* Stored data

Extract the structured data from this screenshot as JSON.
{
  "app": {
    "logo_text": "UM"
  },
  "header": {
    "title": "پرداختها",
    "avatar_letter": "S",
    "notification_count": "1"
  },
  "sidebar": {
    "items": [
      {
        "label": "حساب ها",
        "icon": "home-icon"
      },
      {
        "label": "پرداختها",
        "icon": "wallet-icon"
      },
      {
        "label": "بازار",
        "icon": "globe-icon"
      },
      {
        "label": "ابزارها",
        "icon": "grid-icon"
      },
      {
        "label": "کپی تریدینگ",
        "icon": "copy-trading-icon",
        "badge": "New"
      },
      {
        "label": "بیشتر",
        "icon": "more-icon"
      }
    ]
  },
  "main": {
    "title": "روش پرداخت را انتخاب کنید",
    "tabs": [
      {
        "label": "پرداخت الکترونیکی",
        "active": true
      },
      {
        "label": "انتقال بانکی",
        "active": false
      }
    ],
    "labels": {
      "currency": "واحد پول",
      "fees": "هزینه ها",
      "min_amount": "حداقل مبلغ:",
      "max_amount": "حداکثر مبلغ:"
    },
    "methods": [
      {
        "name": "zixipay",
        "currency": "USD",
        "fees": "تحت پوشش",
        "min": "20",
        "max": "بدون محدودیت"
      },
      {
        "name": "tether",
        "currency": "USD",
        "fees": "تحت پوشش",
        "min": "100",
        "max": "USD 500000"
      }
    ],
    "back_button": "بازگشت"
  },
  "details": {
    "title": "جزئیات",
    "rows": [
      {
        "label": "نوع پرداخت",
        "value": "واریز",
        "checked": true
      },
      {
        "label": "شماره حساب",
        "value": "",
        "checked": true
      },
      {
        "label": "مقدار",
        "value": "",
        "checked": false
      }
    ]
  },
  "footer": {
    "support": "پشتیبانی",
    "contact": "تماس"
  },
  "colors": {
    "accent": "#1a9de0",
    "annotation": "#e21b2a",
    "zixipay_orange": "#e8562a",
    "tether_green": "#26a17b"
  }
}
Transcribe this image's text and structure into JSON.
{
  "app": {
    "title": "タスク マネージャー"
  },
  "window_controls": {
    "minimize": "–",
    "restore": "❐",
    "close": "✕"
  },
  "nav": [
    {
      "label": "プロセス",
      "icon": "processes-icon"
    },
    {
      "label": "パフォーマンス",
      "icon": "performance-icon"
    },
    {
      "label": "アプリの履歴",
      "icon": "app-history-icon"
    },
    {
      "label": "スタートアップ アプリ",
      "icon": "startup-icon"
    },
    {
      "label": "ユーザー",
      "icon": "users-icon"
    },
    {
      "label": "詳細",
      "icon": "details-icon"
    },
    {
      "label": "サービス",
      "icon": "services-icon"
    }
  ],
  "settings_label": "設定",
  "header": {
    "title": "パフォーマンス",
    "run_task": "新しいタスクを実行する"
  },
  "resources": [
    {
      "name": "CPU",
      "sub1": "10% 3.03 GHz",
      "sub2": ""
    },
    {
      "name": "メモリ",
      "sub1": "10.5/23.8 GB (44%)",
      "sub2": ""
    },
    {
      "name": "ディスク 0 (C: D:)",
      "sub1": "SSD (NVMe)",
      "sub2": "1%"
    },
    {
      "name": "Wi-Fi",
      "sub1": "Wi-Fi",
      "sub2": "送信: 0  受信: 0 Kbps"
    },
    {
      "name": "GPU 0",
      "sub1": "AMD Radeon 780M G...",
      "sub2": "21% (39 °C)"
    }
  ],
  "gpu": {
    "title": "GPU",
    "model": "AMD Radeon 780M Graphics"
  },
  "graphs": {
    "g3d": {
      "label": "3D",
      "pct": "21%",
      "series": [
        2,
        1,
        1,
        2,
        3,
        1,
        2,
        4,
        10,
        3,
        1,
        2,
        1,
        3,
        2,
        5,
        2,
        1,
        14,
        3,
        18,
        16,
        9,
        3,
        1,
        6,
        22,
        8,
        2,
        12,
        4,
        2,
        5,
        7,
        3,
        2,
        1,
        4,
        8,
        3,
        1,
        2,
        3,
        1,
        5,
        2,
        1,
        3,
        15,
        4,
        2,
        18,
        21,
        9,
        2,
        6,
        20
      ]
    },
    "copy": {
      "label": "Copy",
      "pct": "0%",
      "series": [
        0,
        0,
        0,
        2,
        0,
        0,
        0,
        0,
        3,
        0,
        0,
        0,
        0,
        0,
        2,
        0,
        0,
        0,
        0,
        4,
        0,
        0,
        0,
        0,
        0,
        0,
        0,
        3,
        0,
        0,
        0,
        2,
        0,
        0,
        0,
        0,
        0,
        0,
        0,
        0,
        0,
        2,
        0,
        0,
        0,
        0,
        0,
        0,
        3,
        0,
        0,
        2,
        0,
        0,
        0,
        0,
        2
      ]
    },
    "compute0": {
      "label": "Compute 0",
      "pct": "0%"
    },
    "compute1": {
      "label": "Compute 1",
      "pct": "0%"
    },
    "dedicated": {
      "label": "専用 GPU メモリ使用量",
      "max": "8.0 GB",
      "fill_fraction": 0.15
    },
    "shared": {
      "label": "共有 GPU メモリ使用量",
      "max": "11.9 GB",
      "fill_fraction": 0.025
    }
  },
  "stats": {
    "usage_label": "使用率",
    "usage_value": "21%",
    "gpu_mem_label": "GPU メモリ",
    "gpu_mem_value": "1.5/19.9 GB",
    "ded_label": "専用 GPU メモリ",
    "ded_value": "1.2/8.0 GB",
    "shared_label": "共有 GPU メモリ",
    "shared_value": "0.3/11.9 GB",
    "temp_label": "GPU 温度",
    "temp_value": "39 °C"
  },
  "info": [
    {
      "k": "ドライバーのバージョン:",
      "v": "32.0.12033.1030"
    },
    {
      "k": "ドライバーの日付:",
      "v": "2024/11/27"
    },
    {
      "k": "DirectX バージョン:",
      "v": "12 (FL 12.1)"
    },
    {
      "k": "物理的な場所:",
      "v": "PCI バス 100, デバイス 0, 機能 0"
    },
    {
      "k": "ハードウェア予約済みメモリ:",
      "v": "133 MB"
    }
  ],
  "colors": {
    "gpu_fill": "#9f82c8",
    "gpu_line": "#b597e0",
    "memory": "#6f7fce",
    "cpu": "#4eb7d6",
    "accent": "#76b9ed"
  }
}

* The task
The records above should be repeated in full, exactly as given.

* Solution
Extract the structured data from this screenshot as JSON.
{
  "app": {
    "logo_text": "UM"
  },
  "header": {
    "title": "پرداختها",
    "avatar_letter": "S",
    "notification_count": "1"
  },
  "sidebar": {
    "items": [
      {
        "label": "حساب ها",
        "icon": "home-icon"
      },
      {
        "label": "پرداختها",
        "icon": "wallet-icon"
      },
      {
        "label": "بازار",
        "icon": "globe-icon"
      },
      {
        "label": "ابزارها",
        "icon": "grid-icon"
      },
      {
        "label": "کپی تریدینگ",
        "icon": "copy-trading-icon",
        "badge": "New"
      },
      {
        "label": "بیشتر",
        "icon": "more-icon"
      }
    ]
  },
  "main": {
    "title": "روش پرداخت را انتخاب کنید",
    "tabs": [
      {
        "label": "پرداخت الکترونیکی",
        "active": true
      },
      {
        "label": "انتقال بانکی",
        "active": false
      }
    ],
    "labels": {
      "currency": "واحد پول",
      "fees": "هزینه ها",
      "min_amount": "حداقل مبلغ:",
      "max_amount": "حداکثر مبلغ:"
    },
    "methods": [
      {
        "name": "zixipay",
        "currency": "USD",
        "fees": "تحت پوشش",
        "min": "20",
        "max": "بدون محدودیت"
      },
      {
        "name": "tether",
        "currency": "USD",
        "fees": "تحت پوشش",
        "min": "100",
        "max": "USD 500000"
      }
    ],
    "back_button": "بازگشت"
  },
  "details": {
    "title": "جزئیات",
    "rows": [
      {
        "label": "نوع پرداخت",
        "value": "واریز",
        "checked": true
      },
      {
        "label": "شماره حساب",
        "value": "",
        "checked": true
      },
      {
        "label": "مقدار",
        "value": "",
        "checked": false
      }
    ]
  },
  "footer": {
    "support": "پشتیبانی",
    "contact": "تماس"
  },
  "colors": {
    "accent": "#1a9de0",
    "annotation": "#e21b2a",
    "zixipay_orange": "#e8562a",
    "tether_green": "#26a17b"
  }
}
Transcribe this image's text and structure into JSON.
{
  "app": {
    "title": "タスク マネージャー"
  },
  "window_controls": {
    "minimize": "–",
    "restore": "❐",
    "close": "✕"
  },
  "nav": [
    {
      "label": "プロセス",
      "icon": "processes-icon"
    },
    {
      "label": "パフォーマンス",
      "icon": "performance-icon"
    },
    {
      "label": "アプリの履歴",
      "icon": "app-history-icon"
    },
    {
      "label": "スタートアップ アプリ",
      "icon": "startup-icon"
    },
    {
      "label": "ユーザー",
      "icon": "users-icon"
    },
    {
      "label": "詳細",
      "icon": "details-icon"
    },
    {
      "label": "サービス",
      "icon": "services-icon"
    }
  ],
  "settings_label": "設定",
  "header": {
    "title": "パフォーマンス",
    "run_task": "新しいタスクを実行する"
  },
  "resources": [
    {
      "name": "CPU",
      "sub1": "10% 3.03 GHz",
      "sub2": ""
    },
    {
      "name": "メモリ",
      "sub1": "10.5/23.8 GB (44%)",
      "sub2": ""
    },
    {
      "name": "ディスク 0 (C: D:)",
      "sub1": "SSD (NVMe)",
      "sub2": "1%"
    },
    {
      "name": "Wi-Fi",
      "sub1": "Wi-Fi",
      "sub2": "送信: 0  受信: 0 Kbps"
    },
    {
      "name": "GPU 0",
      "sub1": "AMD Radeon 780M G...",
      "sub2": "21% (39 °C)"
    }
  ],
  "gpu": {
    "title": "GPU",
    "model": "AMD Radeon 780M Graphics"
  },
  "graphs": {
    "g3d": {
      "label": "3D",
      "pct": "21%",
      "series": [
        2,
        1,
        1,
        2,
        3,
        1,
        2,
        4,
        10,
        3,
        1,
        2,
        1,
        3,
        2,
        5,
        2,
        1,
        14,
        3,
        18,
        16,
        9,
        3,
        1,
        6,
        22,
        8,
        2,
        12,
        4,
        2,
        5,
        7,
        3,
        2,
        1,
        4,
        8,
        3,
        1,
        2,
        3,
        1,
        5,
        2,
        1,
        3,
        15,
        4,
        2,
        18,
        21,
        9,
        2,
        6,
        20
      ]
    },
    "copy": {
      "label": "Copy",
      "pct": "0%",
      "series": [
        0,
        0,
        0,
        2,
        0,
        0,
        0,
        0,
        3,
        0,
        0,
        0,
        0,
        0,
        2,
        0,
        0,
        0,
        0,
        4,
        0,
        0,
        0,
        0,
        0,
        0,
        0,
        3,
        0,
        0,
        0,
        2,
        0,
        0,
        0,
        0,
        0,
        0,
        0,
        0,
        0,
        2,
        0,
        0,
        0,
        0,
        0,
        0,
        3,
        0,
        0,
        2,
        0,
        0,
        0,
        0,
        2
      ]
    },
    "compute0": {
      "label": "Compute 0",
      "pct": "0%"
    },
    "compute1": {
      "label": "Compute 1",
      "pct": "0%"
    },
    "dedicated": {
      "label": "専用 GPU メモリ使用量",
      "max": "8.0 GB",
      "fill_fraction": 0.15
    },
    "shared": {
      "label": "共有 GPU メモリ使用量",
      "max": "11.9 GB",
      "fill_fraction": 0.025
    }
  },
  "stats": {
    "usage_label": "使用率",
    "usage_value": "21%",
    "gpu_mem_label": "GPU メモリ",
    "gpu_mem_value": "1.5/19.9 GB",
    "ded_label": "専用 GPU メモリ",
    "ded_value": "1.2/8.0 GB",
    "shared_label": "共有 GPU メモリ",
    "shared_value": "0.3/11.9 GB",
    "temp_label": "GPU 温度",
    "temp_value": "39 °C"
  },
  "info": [
    {
      "k": "ドライバーのバージョン:",
      "v": "32.0.12033.1030"
    },
    {
      "k": "ドライバーの日付:",
      "v": "2024/11/27"
    },
    {
      "k": "DirectX バージョン:",
      "v": "12 (FL 12.1)"
    },
    {
      "k": "物理的な場所:",
      "v": "PCI バス 100, デバイス 0, 機能 0"
    },
    {
      "k": "ハードウェア予約済みメモリ:",
      "v": "133 MB"
    }
  ],
  "colors": {
    "gpu_fill": "#9f82c8",
    "gpu_line": "#b597e0",
    "memory": "#6f7fce",
    "cpu": "#4eb7d6",
    "accent": "#76b9ed"
  }
}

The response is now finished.